[RECORDS FOR THE EXERCISE]
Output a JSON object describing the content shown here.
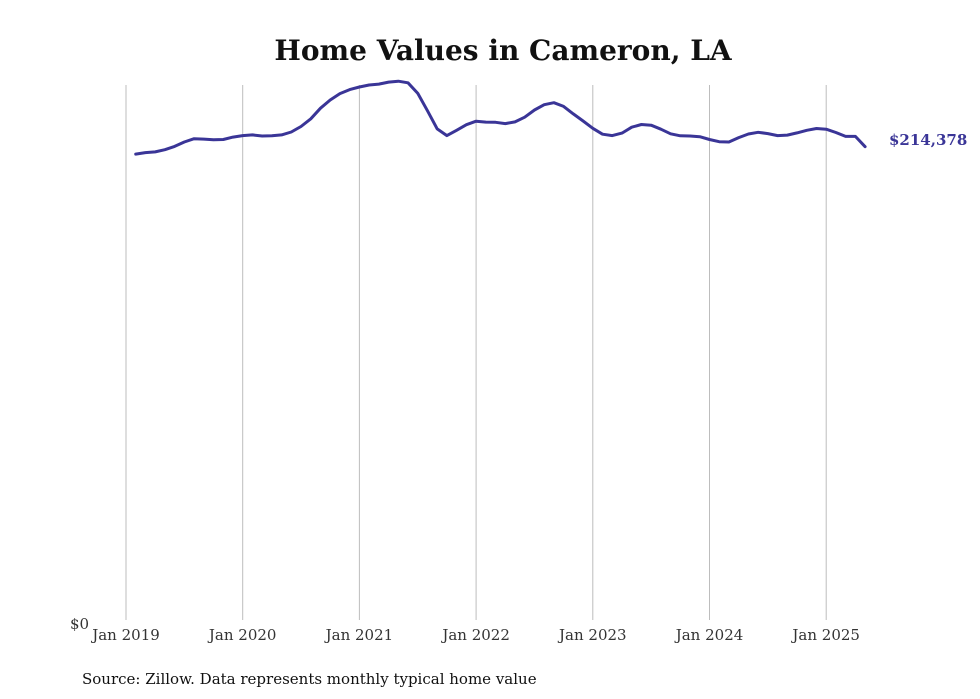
{
  "chart_data": {
    "type": "line",
    "title": "Home Values in Cameron, LA",
    "source": "Source: Zillow. Data represents monthly typical home value",
    "y_zero_label": "$0",
    "ylim": [
      0,
      250000
    ],
    "grid": "vertical",
    "line_color": "#3a3597",
    "end_label": "$214,378",
    "x_ticks": [
      {
        "label": "Jan 2019",
        "t": 0
      },
      {
        "label": "Jan 2020",
        "t": 12
      },
      {
        "label": "Jan 2021",
        "t": 24
      },
      {
        "label": "Jan 2022",
        "t": 36
      },
      {
        "label": "Jan 2023",
        "t": 48
      },
      {
        "label": "Jan 2024",
        "t": 60
      },
      {
        "label": "Jan 2025",
        "t": 72
      }
    ],
    "series": [
      {
        "name": "Typical home value",
        "start": "Feb 2019",
        "t": [
          1,
          2,
          3,
          4,
          5,
          6,
          7,
          8,
          9,
          10,
          11,
          12,
          13,
          14,
          15,
          16,
          17,
          18,
          19,
          20,
          21,
          22,
          23,
          24,
          25,
          26,
          27,
          28,
          29,
          30,
          31,
          32,
          33,
          34,
          35,
          36,
          37,
          38,
          39,
          40,
          41,
          42,
          43,
          44,
          45,
          46,
          47,
          48,
          49,
          50,
          51,
          52,
          53,
          54,
          55,
          56,
          57,
          58,
          59,
          60,
          61,
          62,
          63,
          64,
          65,
          66,
          67,
          68,
          69,
          70,
          71,
          72,
          73,
          74,
          75,
          76
        ],
        "values": [
          211000,
          211700,
          212000,
          213000,
          214500,
          216500,
          218000,
          217800,
          217500,
          217600,
          218700,
          219400,
          219700,
          219200,
          219300,
          219700,
          221000,
          223500,
          227000,
          231800,
          235500,
          238400,
          240200,
          241400,
          242300,
          242700,
          243600,
          244000,
          243300,
          238500,
          230600,
          222400,
          219400,
          221800,
          224300,
          225900,
          225500,
          225400,
          224800,
          225600,
          227700,
          231000,
          233400,
          234300,
          232600,
          229200,
          226000,
          222700,
          220000,
          219400,
          220500,
          223200,
          224400,
          224100,
          222300,
          220200,
          219300,
          219200,
          218900,
          217600,
          216600,
          216500,
          218500,
          220100,
          220900,
          220300,
          219400,
          219600,
          220600,
          221800,
          222600,
          222300,
          220800,
          219000,
          219000,
          214378
        ]
      }
    ]
  }
}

[EXERCISE BRIEF] Excluding the pictures, restate the records above word for word.

[ANSWER TO THIS PROBLEM]
Output a JSON object describing the content shown here.
{
  "chart_data": {
    "type": "line",
    "title": "Home Values in Cameron, LA",
    "source": "Source: Zillow. Data represents monthly typical home value",
    "y_zero_label": "$0",
    "ylim": [
      0,
      250000
    ],
    "grid": "vertical",
    "line_color": "#3a3597",
    "end_label": "$214,378",
    "x_ticks": [
      {
        "label": "Jan 2019",
        "t": 0
      },
      {
        "label": "Jan 2020",
        "t": 12
      },
      {
        "label": "Jan 2021",
        "t": 24
      },
      {
        "label": "Jan 2022",
        "t": 36
      },
      {
        "label": "Jan 2023",
        "t": 48
      },
      {
        "label": "Jan 2024",
        "t": 60
      },
      {
        "label": "Jan 2025",
        "t": 72
      }
    ],
    "series": [
      {
        "name": "Typical home value",
        "start": "Feb 2019",
        "t": [
          1,
          2,
          3,
          4,
          5,
          6,
          7,
          8,
          9,
          10,
          11,
          12,
          13,
          14,
          15,
          16,
          17,
          18,
          19,
          20,
          21,
          22,
          23,
          24,
          25,
          26,
          27,
          28,
          29,
          30,
          31,
          32,
          33,
          34,
          35,
          36,
          37,
          38,
          39,
          40,
          41,
          42,
          43,
          44,
          45,
          46,
          47,
          48,
          49,
          50,
          51,
          52,
          53,
          54,
          55,
          56,
          57,
          58,
          59,
          60,
          61,
          62,
          63,
          64,
          65,
          66,
          67,
          68,
          69,
          70,
          71,
          72,
          73,
          74,
          75,
          76
        ],
        "values": [
          211000,
          211700,
          212000,
          213000,
          214500,
          216500,
          218000,
          217800,
          217500,
          217600,
          218700,
          219400,
          219700,
          219200,
          219300,
          219700,
          221000,
          223500,
          227000,
          231800,
          235500,
          238400,
          240200,
          241400,
          242300,
          242700,
          243600,
          244000,
          243300,
          238500,
          230600,
          222400,
          219400,
          221800,
          224300,
          225900,
          225500,
          225400,
          224800,
          225600,
          227700,
          231000,
          233400,
          234300,
          232600,
          229200,
          226000,
          222700,
          220000,
          219400,
          220500,
          223200,
          224400,
          224100,
          222300,
          220200,
          219300,
          219200,
          218900,
          217600,
          216600,
          216500,
          218500,
          220100,
          220900,
          220300,
          219400,
          219600,
          220600,
          221800,
          222600,
          222300,
          220800,
          219000,
          219000,
          214378
        ]
      }
    ]
  }
}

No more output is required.